** start of Stored rows **

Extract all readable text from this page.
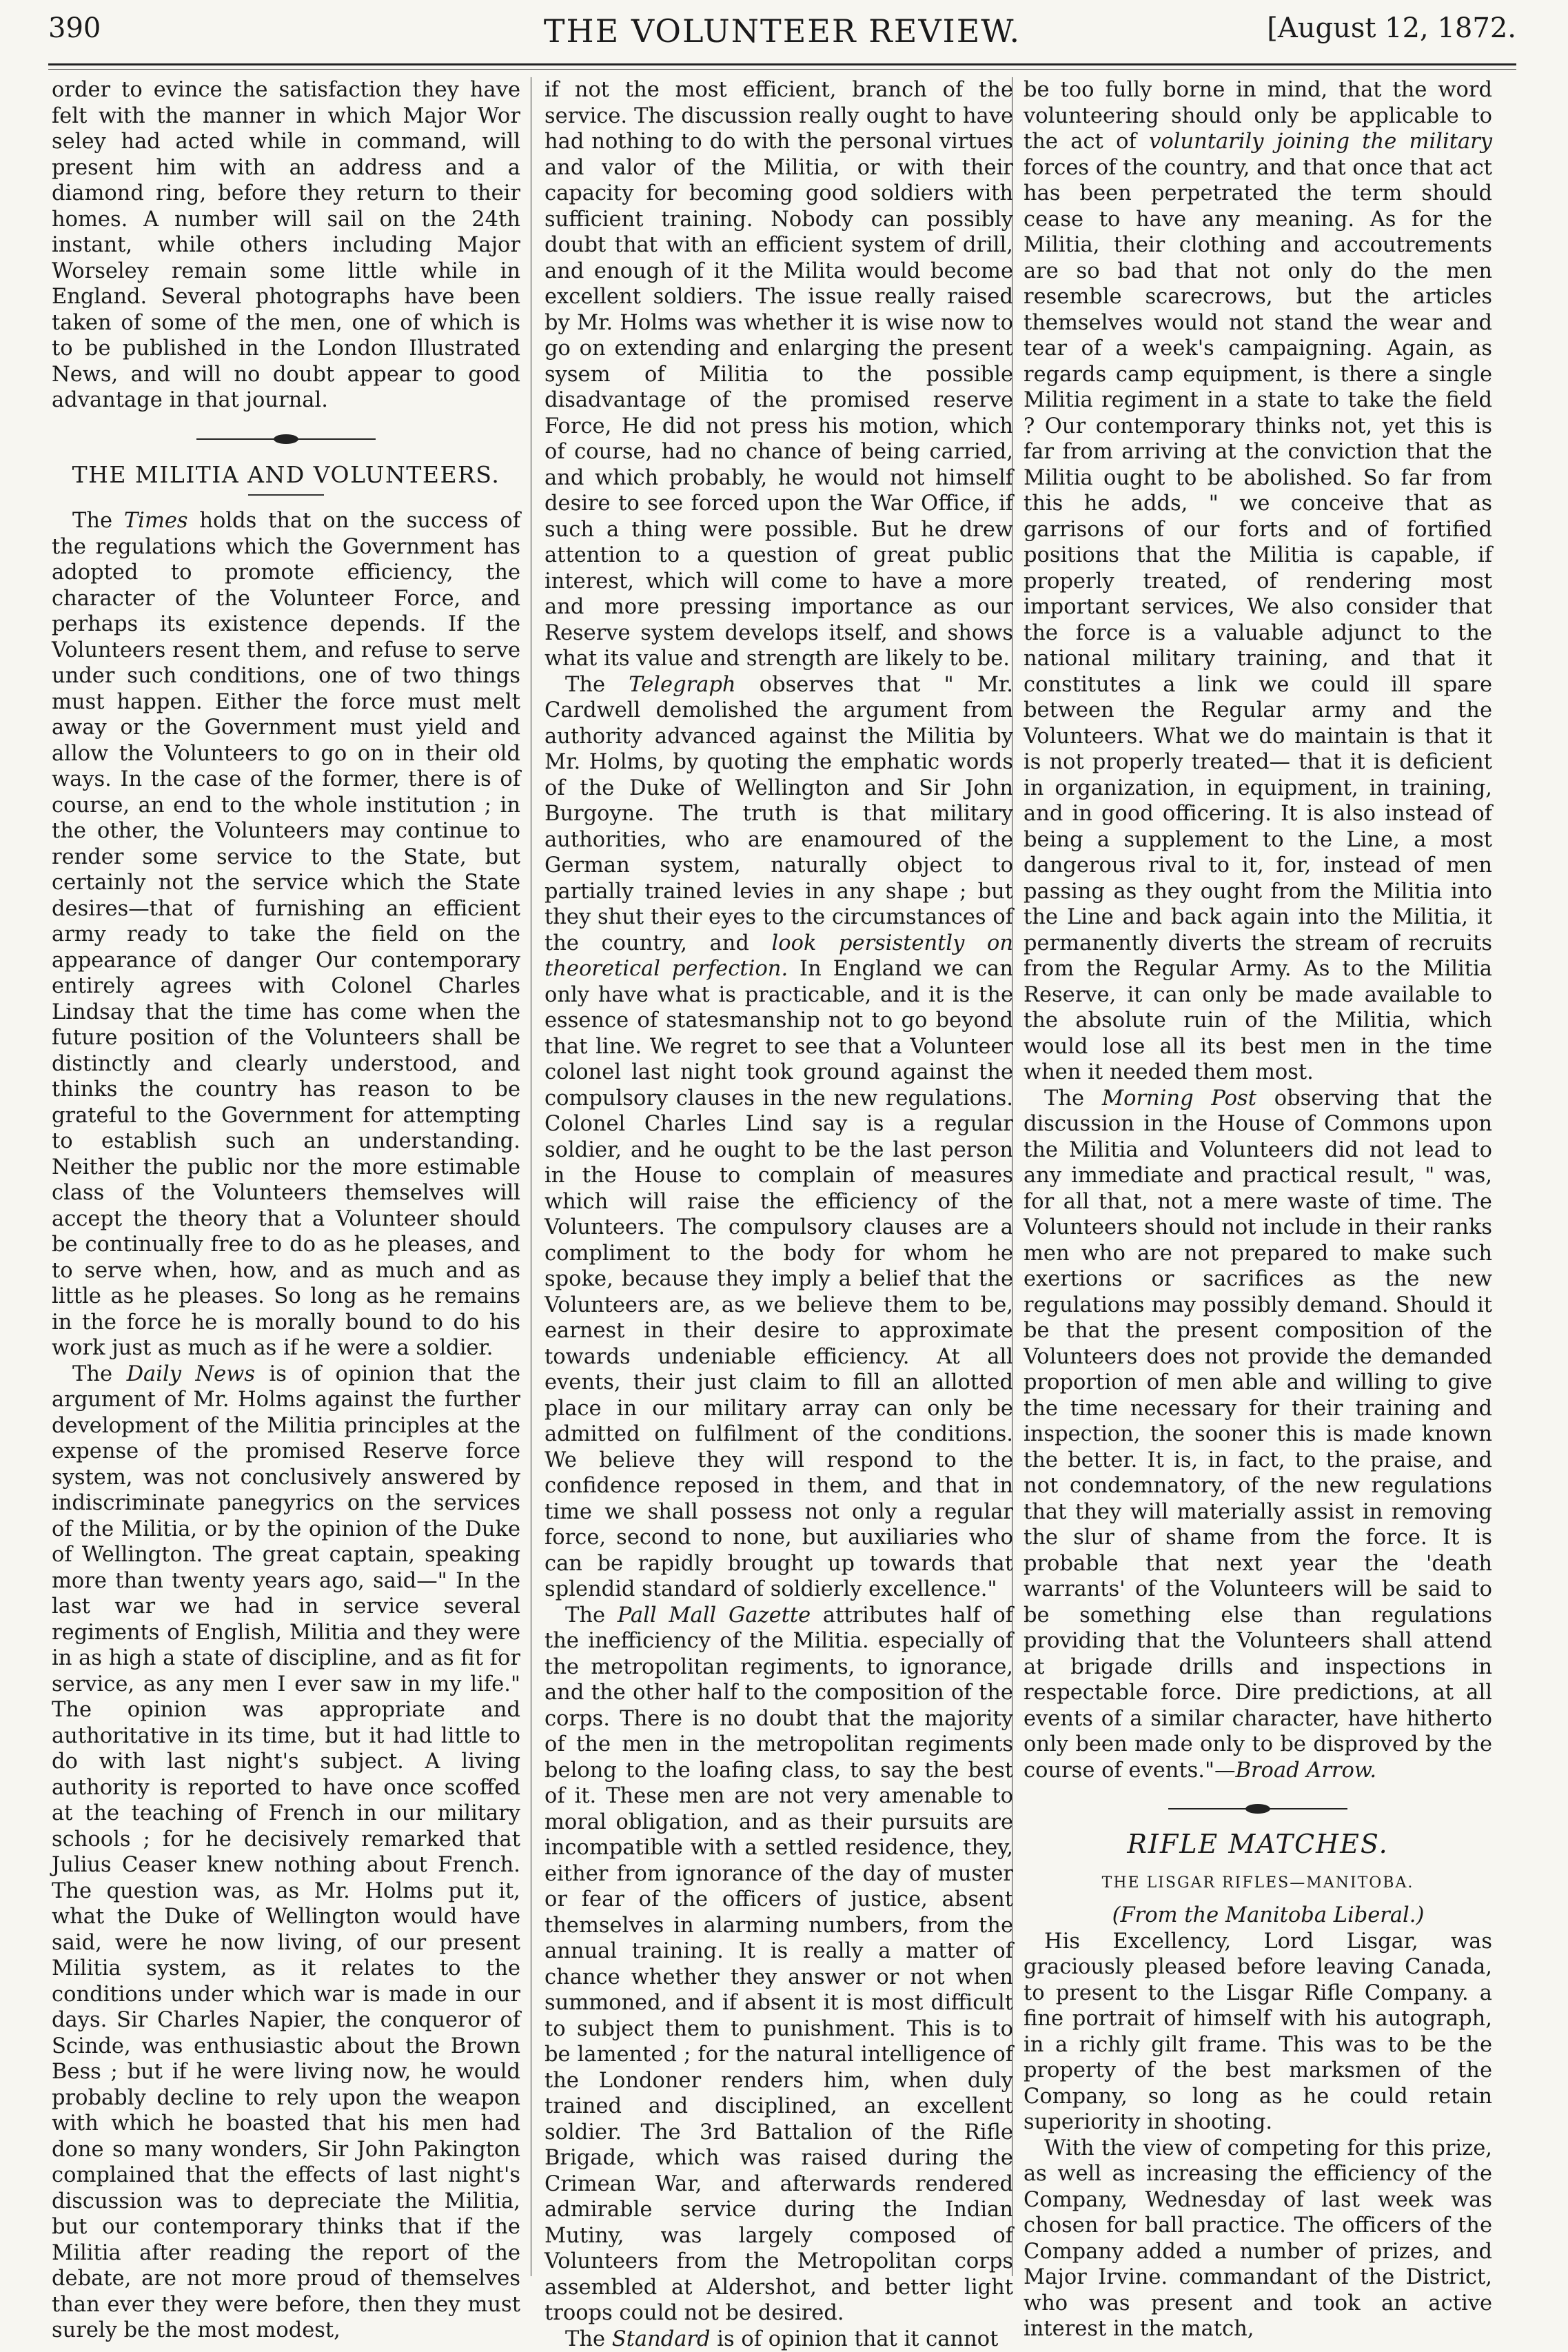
390	THE VOLUNTEER REVIEW.	[August 12, 1872.

order to evince the satisfaction they have felt with the manner in which Major Wor seley had acted while in command, will present him with an address and a diamond ring, before they return to their homes. A number will sail on the 24th instant, while others including Major Worseley remain some little while in England. Several photographs have been taken of some of the men, one of which is to be published in the London Illustrated News, and will no doubt appear to good advantage in that journal.

THE MILITIA AND VOLUNTEERS.

The Times holds that on the success of the regulations which the Government has adopted to promote efficiency, the character of the Volunteer Force, and perhaps its existence depends. If the Volunteers resent them, and refuse to serve under such conditions, one of two things must happen. Either the force must melt away or the Government must yield and allow the Volunteers to go on in their old ways. In the case of the former, there is of course, an end to the whole institution ; in the other, the Volunteers may continue to render some service to the State, but certainly not the service which the State desires—that of furnishing an efficient army ready to take the field on the appearance of danger Our contemporary entirely agrees with Colonel Charles Lindsay that the time has come when the future position of the Volunteers shall be distinctly and clearly understood, and thinks the country has reason to be grateful to the Government for attempting to establish such an understanding. Neither the public nor the more estimable class of the Volunteers themselves will accept the theory that a Volunteer should be continually free to do as he pleases, and to serve when, how, and as much and as little as he pleases. So long as he remains in the force he is morally bound to do his work just as much as if he were a soldier.

The Daily News is of opinion that the argument of Mr. Holms against the further development of the Militia principles at the expense of the promised Reserve force system, was not conclusively answered by indiscriminate panegyrics on the services of the Militia, or by the opinion of the Duke of Wellington. The great captain, speaking more than twenty years ago, said—" In the last war we had in service several regiments of English, Militia and they were in as high a state of discipline, and as fit for service, as any men I ever saw in my life." The opinion was appropriate and authoritative in its time, but it had little to do with last night's subject. A living authority is reported to have once scoffed at the teaching of French in our military schools ; for he decisively remarked that Julius Ceaser knew nothing about French. The question was, as Mr. Holms put it, what the Duke of Wellington would have said, were he now living, of our present Militia system, as it relates to the conditions under which war is made in our days. Sir Charles Napier, the conqueror of Scinde, was enthusiastic about the Brown Bess ; but if he were living now, he would probably decline to rely upon the weapon with which he boasted that his men had done so many wonders, Sir John Pakington complained that the effects of last night's discussion was to depreciate the Militia, but our contemporary thinks that if the Militia after reading the report of the debate, are not more proud of themselves than ever they were before, then they must surely be the most modest,

if not the most efficient, branch of the service. The discussion really ought to have had nothing to do with the personal virtues and valor of the Militia, or with their capacity for becoming good soldiers with sufficient training. Nobody can possibly doubt that with an efficient system of drill, and enough of it the Milita would become excellent soldiers. The issue really raised by Mr. Holms was whether it is wise now to go on extending and enlarging the present sysem of Militia to the possible disadvantage of the promised reserve Force, He did not press his motion, which of course, had no chance of being carried, and which probably, he would not himself desire to see forced upon the War Office, if such a thing were possible. But he drew attention to a question of great public interest, which will come to have a more and more pressing importance as our Reserve system develops itself, and shows what its value and strength are likely to be.

The Telegraph observes that " Mr. Cardwell demolished the argument from authority advanced against the Militia by Mr. Holms, by quoting the emphatic words of the Duke of Wellington and Sir John Burgoyne. The truth is that military authorities, who are enamoured of the German system, naturally object to partially trained levies in any shape ; but they shut their eyes to the circumstances of the country, and look persistently on theoretical perfection. In England we can only have what is practicable, and it is the essence of statesmanship not to go beyond that line. We regret to see that a Volunteer colonel last night took ground against the compulsory clauses in the new regulations. Colonel Charles Lind say is a regular soldier, and he ought to be the last person in the House to complain of measures which will raise the efficiency of the Volunteers. The compulsory clauses are a compliment to the body for whom he spoke, because they imply a belief that the Volunteers are, as we believe them to be, earnest in their desire to approximate towards undeniable efficiency. At all events, their just claim to fill an allotted place in our military array can only be admitted on fulfilment of the conditions. We believe they will respond to the confidence reposed in them, and that in time we shall possess not only a regular force, second to none, but auxiliaries who can be rapidly brought up towards that splendid standard of soldierly excellence."

The Pall Mall Gazette attributes half of the inefficiency of the Militia. especially of the metropolitan regiments, to ignorance, and the other half to the composition of the corps. There is no doubt that the majority of the men in the metropolitan regiments belong to the loafing class, to say the best of it. These men are not very amenable to moral obligation, and as their pursuits are incompatible with a settled residence, they, either from ignorance of the day of muster or fear of the officers of justice, absent themselves in alarming numbers, from the annual training. It is really a matter of chance whether they answer or not when summoned, and if absent it is most difficult to subject them to punishment. This is to be lamented ; for the natural intelligence of the Londoner renders him, when duly trained and disciplined, an excellent soldier. The 3rd Battalion of the Rifle Brigade, which was raised during the Crimean War, and afterwards rendered admirable service during the Indian Mutiny, was largely composed of Volunteers from the Metropolitan corps assembled at Aldershot, and better light troops could not be desired.

The Standard is of opinion that it cannot

be too fully borne in mind, that the word volunteering should only be applicable to the act of voluntarily joining the military forces of the country, and that once that act has been perpetrated the term should cease to have any meaning. As for the Militia, their clothing and accoutrements are so bad that not only do the men resemble scarecrows, but the articles themselves would not stand the wear and tear of a week's campaigning. Again, as regards camp equipment, is there a single Militia regiment in a state to take the field ? Our contemporary thinks not, yet this is far from arriving at the conviction that the Militia ought to be abolished. So far from this he adds, " we conceive that as garrisons of our forts and of fortified positions that the Militia is capable, if properly treated, of rendering most important services, We also consider that the force is a valuable adjunct to the national military training, and that it constitutes a link we could ill spare between the Regular army and the Volunteers. What we do maintain is that it is not properly treated— that it is deficient in organization, in equipment, in training, and in good officering. It is also instead of being a supplement to the Line, a most dangerous rival to it, for, instead of men passing as they ought from the Militia into the Line and back again into the Militia, it permanently diverts the stream of recruits from the Regular Army. As to the Militia Reserve, it can only be made available to the absolute ruin of the Militia, which would lose all its best men in the time when it needed them most.

The Morning Post observing that the discussion in the House of Commons upon the Militia and Volunteers did not lead to any immediate and practical result, " was, for all that, not a mere waste of time. The Volunteers should not include in their ranks men who are not prepared to make such exertions or sacrifices as the new regulations may possibly demand. Should it be that the present composition of the Volunteers does not provide the demanded proportion of men able and willing to give the time necessary for their training and inspection, the sooner this is made known the better. It is, in fact, to the praise, and not condemnatory, of the new regulations that they will materially assist in removing the slur of shame from the force. It is probable that next year the 'death warrants' of the Volunteers will be said to be something else than regulations providing that the Volunteers shall attend at brigade drills and inspections in respectable force. Dire predictions, at all events of a similar character, have hitherto only been made only to be disproved by the course of events."—Broad Arrow.

RIFLE MATCHES.
THE LISGAR RIFLES—MANITOBA.

(From the Manitoba Liberal.)

His Excellency, Lord Lisgar, was graciously pleased before leaving Canada, to present to the Lisgar Rifle Company. a fine portrait of himself with his autograph, in a richly gilt frame. This was to be the property of the best marksmen of the Company, so long as he could retain superiority in shooting.

With the view of competing for this prize, as well as increasing the efficiency of the Company, Wednesday of last week was chosen for ball practice. The officers of the Company added a number of prizes, and Major Irvine. commandant of the District, who was present and took an active interest in the match,
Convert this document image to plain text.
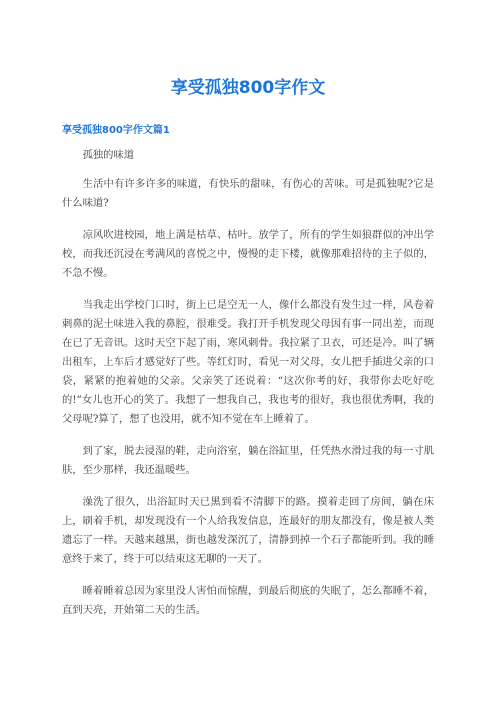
享受孤独800字作文
享受孤独800字作文篇1

孤独的味道

生活中有许多许多的味道，有快乐的甜味，有伤心的苦味。可是孤独呢?它是什么味道?

凉风吹进校园，地上满是枯草、枯叶。放学了，所有的学生如狼群似的冲出学校，而我还沉浸在考满风的喜悦之中，慢慢的走下楼，就像那难招待的主子似的，不急不慢。

当我走出学校门口时，街上已是空无一人，像什么都没有发生过一样，风卷着刺鼻的泥土味进入我的鼻腔，很难受。我打开手机发现父母因有事一同出差，而现在已了无音讯。这时天空下起了雨，寒风刺骨。我拉紧了卫衣，可还是冷。叫了辆出租车，上车后才感觉好了些。等红灯时，看见一对父母，女儿把手插进父亲的口袋，紧紧的抱着她的父亲。父亲笑了还说着：“这次你考的好，我带你去吃好吃的!”女儿也开心的笑了。我想了一想我自己，我也考的很好，我也很优秀啊，我的父母呢?算了，想了也没用，就不知不觉在车上睡着了。

到了家，脱去浸湿的鞋，走向浴室，躺在浴缸里，任凭热水滑过我的每一寸肌肤，至少那样，我还温暖些。

澡洗了很久，出浴缸时天已黑到看不清脚下的路。摸着走回了房间，躺在床上，刷着手机，却发现没有一个人给我发信息，连最好的朋友都没有，像是被人类遗忘了一样。天越来越黑，街也越发深沉了，清静到掉一个石子都能听到。我的睡意终于来了，终于可以结束这无聊的一天了。

睡着睡着总因为家里没人害怕而惊醒，到最后彻底的失眠了，怎么都睡不着，直到天亮，开始第二天的生活。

** end of Stored rows **

Aim ::
Pick out every line above that holds the word "really" and copy it.

Task response ::
if not the most efficient, branch of the service. The discussion really ought to have had nothing to do with the personal virtues and valor of the Militia, or with their capacity for becoming good soldiers with sufficient training. Nobody can possibly doubt that with an efficient system of drill, and enough of it the Milita would become excellent soldiers. The issue really raised by Mr. Holms was whether it is wise now to go on extending and enlarging the present sysem of Militia to the possible disadvantage of the promised reserve Force, He did not press his motion, which of course, had no chance of being carried, and which probably, he would not himself desire to see forced upon the War Office, if such a thing were possible. But he drew attention to a question of great public interest, which will come to have a more and more pressing importance as our Reserve system develops itself, and shows what its value and strength are likely to be.
The Pall Mall Gazette attributes half of the inefficiency of the Militia. especially of the metropolitan regiments, to ignorance, and the other half to the composition of the corps. There is no doubt that the majority of the men in the metropolitan regiments belong to the loafing class, to say the best of it. These men are not very amenable to moral obligation, and as their pursuits are incompatible with a settled residence, they, either from ignorance of the day of muster or fear of the officers of justice, absent themselves in alarming numbers, from the annual training. It is really a matter of chance whether they answer or not when summoned, and if absent it is most difficult to subject them to punishment. This is to be lamented ; for the natural intelligence of the Londoner renders him, when duly trained and disciplined, an excellent soldier. The 3rd Battalion of the Rifle Brigade, which was raised during the Crimean War, and afterwards rendered admirable service during the Indian Mutiny, was largely composed of Volunteers from the Metropolitan corps assembled at Aldershot, and better light troops could not be desired.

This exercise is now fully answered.